DIRECTION:
Every line containing the word "xlabel" needs to be found and copied.

GIVEN ENTRIES:

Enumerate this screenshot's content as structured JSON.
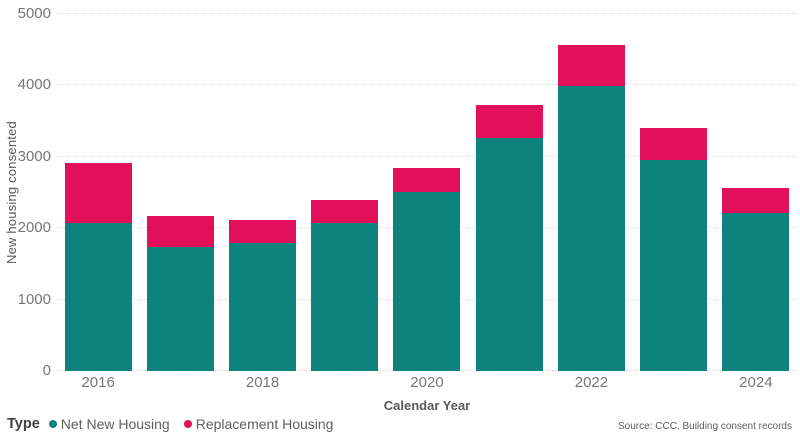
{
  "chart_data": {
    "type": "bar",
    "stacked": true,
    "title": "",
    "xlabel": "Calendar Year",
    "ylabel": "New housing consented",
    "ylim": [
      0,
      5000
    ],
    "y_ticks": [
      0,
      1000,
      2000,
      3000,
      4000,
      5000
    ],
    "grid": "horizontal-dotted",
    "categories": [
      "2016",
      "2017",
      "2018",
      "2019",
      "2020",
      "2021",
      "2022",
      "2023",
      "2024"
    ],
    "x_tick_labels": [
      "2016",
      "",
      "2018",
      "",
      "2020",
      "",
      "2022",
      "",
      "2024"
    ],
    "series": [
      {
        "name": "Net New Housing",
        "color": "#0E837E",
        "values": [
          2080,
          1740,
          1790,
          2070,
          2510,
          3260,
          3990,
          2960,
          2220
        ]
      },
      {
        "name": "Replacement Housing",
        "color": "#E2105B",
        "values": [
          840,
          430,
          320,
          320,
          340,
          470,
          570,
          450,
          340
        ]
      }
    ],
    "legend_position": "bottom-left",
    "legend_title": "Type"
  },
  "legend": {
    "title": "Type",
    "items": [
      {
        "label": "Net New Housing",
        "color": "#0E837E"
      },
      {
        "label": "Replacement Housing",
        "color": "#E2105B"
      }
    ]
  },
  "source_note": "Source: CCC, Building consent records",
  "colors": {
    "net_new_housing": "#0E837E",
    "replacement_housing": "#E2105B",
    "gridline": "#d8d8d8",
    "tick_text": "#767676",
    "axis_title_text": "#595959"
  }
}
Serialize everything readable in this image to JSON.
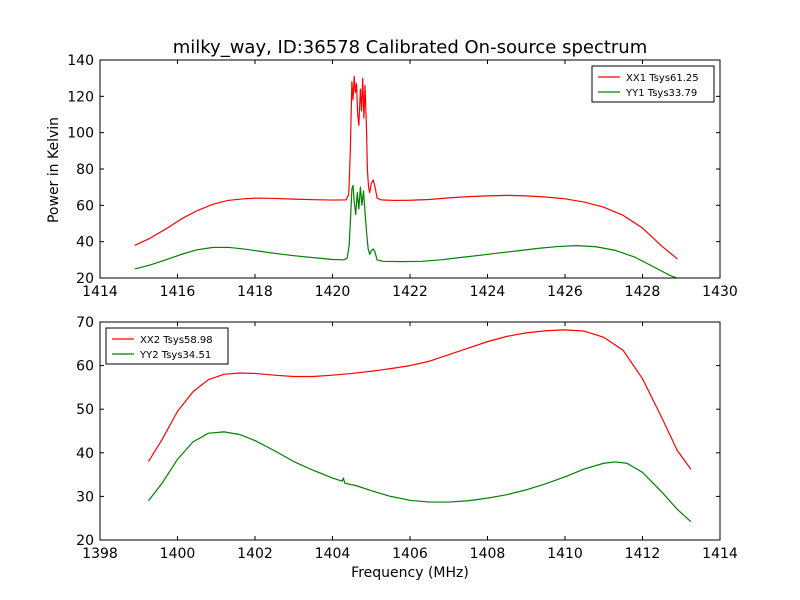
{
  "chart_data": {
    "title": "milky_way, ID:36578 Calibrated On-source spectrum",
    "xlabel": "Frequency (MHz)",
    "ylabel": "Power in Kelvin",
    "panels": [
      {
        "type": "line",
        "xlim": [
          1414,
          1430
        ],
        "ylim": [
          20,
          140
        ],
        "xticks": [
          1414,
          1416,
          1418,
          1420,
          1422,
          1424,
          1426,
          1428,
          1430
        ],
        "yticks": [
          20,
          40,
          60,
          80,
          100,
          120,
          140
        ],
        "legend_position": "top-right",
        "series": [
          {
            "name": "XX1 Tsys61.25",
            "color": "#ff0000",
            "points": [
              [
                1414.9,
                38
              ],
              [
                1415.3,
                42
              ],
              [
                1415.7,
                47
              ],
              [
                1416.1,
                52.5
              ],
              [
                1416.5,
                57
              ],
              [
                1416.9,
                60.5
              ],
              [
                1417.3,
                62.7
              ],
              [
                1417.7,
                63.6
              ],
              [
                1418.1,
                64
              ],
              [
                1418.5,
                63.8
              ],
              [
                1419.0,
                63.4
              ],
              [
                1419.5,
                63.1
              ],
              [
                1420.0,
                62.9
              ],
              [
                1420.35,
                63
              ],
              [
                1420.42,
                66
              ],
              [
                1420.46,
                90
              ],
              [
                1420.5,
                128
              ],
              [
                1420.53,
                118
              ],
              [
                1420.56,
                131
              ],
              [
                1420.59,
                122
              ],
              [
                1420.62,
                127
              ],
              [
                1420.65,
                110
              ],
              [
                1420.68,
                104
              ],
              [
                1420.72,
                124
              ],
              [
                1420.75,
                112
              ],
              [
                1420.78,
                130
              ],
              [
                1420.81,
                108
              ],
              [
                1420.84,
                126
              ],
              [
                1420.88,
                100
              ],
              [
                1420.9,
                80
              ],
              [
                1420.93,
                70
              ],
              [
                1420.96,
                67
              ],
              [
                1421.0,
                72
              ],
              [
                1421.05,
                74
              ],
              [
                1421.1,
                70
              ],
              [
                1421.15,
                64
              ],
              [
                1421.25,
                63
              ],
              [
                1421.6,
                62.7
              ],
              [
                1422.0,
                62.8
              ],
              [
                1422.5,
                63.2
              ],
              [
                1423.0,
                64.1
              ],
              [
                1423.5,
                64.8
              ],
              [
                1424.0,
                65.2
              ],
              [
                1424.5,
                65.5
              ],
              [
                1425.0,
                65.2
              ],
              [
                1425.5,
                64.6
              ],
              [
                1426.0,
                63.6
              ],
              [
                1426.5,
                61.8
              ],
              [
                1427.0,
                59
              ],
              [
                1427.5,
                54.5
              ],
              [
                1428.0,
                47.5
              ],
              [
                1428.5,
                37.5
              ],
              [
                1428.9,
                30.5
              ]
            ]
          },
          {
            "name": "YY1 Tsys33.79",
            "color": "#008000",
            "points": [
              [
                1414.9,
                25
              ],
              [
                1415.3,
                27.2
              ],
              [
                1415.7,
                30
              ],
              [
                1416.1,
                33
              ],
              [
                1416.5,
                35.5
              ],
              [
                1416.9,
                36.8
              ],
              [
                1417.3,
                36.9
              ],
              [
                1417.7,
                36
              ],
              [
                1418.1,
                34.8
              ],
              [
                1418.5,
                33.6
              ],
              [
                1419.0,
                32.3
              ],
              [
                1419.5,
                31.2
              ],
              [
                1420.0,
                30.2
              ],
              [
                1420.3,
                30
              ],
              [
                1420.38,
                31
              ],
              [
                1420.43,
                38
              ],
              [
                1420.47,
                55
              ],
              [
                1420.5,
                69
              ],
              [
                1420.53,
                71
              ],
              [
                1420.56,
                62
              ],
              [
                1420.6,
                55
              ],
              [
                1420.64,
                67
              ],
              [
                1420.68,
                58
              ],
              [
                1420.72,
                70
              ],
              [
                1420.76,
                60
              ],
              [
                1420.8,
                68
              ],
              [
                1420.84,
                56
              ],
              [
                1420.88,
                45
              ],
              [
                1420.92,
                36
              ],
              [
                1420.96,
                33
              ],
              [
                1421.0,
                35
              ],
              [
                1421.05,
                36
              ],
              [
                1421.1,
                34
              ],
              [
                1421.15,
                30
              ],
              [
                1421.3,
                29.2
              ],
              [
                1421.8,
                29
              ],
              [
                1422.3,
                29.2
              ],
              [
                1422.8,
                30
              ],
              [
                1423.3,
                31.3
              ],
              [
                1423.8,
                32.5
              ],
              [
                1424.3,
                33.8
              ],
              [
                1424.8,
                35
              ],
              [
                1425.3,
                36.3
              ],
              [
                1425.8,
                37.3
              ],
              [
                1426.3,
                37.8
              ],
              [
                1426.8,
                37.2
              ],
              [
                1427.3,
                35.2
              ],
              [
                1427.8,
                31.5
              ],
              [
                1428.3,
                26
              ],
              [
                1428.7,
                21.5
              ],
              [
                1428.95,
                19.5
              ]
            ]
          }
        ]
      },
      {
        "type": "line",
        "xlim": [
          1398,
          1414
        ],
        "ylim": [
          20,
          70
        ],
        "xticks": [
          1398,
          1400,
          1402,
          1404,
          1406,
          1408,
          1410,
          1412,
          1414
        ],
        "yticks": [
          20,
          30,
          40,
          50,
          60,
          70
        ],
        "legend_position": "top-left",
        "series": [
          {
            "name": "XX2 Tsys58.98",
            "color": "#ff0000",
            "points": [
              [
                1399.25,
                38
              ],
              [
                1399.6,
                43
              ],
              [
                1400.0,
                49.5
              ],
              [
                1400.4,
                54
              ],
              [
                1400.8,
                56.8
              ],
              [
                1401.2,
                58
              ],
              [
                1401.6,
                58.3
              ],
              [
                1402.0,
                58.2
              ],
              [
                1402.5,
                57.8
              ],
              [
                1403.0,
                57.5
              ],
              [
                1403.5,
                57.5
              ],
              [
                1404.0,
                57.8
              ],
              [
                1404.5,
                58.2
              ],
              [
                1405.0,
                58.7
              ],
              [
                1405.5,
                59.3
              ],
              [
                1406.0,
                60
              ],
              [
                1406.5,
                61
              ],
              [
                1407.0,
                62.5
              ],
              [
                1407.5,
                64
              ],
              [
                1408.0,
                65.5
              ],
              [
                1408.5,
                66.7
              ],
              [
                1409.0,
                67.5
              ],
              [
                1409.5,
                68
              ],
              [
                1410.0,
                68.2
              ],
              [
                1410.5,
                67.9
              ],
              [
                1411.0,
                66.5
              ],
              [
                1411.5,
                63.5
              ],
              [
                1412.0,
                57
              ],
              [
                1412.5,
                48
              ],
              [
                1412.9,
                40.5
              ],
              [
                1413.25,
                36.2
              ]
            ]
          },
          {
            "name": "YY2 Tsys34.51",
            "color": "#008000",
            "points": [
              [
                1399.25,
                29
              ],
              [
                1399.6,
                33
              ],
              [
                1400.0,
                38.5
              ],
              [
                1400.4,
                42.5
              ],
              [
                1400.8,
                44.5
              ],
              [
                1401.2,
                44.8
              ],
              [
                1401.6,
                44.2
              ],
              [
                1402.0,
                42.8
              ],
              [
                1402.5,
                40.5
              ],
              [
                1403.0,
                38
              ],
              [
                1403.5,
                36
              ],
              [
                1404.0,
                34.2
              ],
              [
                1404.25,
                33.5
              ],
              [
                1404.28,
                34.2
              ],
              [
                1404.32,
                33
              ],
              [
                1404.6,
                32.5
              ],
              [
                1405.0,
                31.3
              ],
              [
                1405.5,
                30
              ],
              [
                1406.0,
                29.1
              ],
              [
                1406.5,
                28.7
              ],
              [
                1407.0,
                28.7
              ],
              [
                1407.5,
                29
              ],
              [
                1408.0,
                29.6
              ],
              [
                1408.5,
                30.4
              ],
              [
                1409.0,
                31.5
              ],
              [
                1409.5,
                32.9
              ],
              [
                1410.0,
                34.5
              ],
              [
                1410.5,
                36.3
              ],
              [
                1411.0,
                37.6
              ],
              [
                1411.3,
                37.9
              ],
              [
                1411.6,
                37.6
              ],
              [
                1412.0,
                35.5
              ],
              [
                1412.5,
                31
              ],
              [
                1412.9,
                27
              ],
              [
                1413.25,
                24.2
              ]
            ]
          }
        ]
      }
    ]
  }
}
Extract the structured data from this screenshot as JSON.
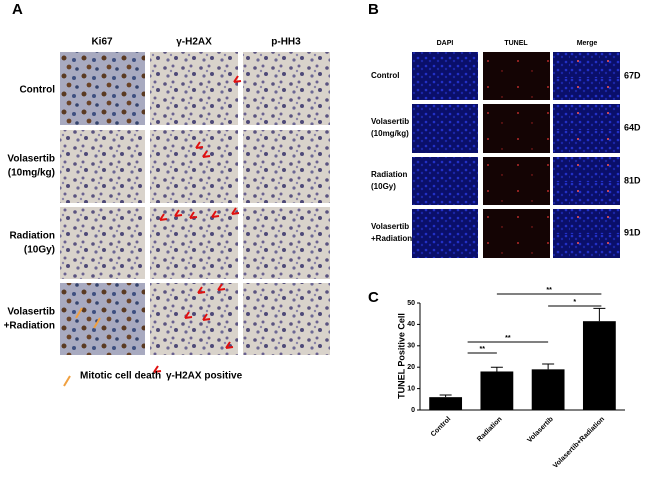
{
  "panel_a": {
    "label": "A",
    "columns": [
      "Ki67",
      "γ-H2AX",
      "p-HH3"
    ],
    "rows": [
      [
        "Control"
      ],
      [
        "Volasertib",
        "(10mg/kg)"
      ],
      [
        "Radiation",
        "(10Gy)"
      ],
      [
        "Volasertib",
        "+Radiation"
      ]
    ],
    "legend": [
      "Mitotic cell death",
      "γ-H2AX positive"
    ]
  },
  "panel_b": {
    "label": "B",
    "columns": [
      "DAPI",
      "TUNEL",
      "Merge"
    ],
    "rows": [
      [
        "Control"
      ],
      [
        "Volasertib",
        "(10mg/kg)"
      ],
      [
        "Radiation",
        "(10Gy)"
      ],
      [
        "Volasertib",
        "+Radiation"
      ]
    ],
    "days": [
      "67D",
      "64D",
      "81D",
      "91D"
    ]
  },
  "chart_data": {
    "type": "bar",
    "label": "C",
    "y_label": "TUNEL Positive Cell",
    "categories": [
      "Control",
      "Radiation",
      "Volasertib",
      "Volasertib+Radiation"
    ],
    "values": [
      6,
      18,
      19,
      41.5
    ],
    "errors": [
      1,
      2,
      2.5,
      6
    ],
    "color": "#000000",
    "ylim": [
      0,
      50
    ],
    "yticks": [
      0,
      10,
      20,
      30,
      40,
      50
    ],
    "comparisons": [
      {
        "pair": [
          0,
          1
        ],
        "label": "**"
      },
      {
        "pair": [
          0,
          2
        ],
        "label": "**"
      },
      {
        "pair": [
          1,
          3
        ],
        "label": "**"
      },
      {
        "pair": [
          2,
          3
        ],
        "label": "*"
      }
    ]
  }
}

EXERCISE ANSWER:
    "xlabel": "Calendar Year",
    "xlabel": "Frequency (MHz)",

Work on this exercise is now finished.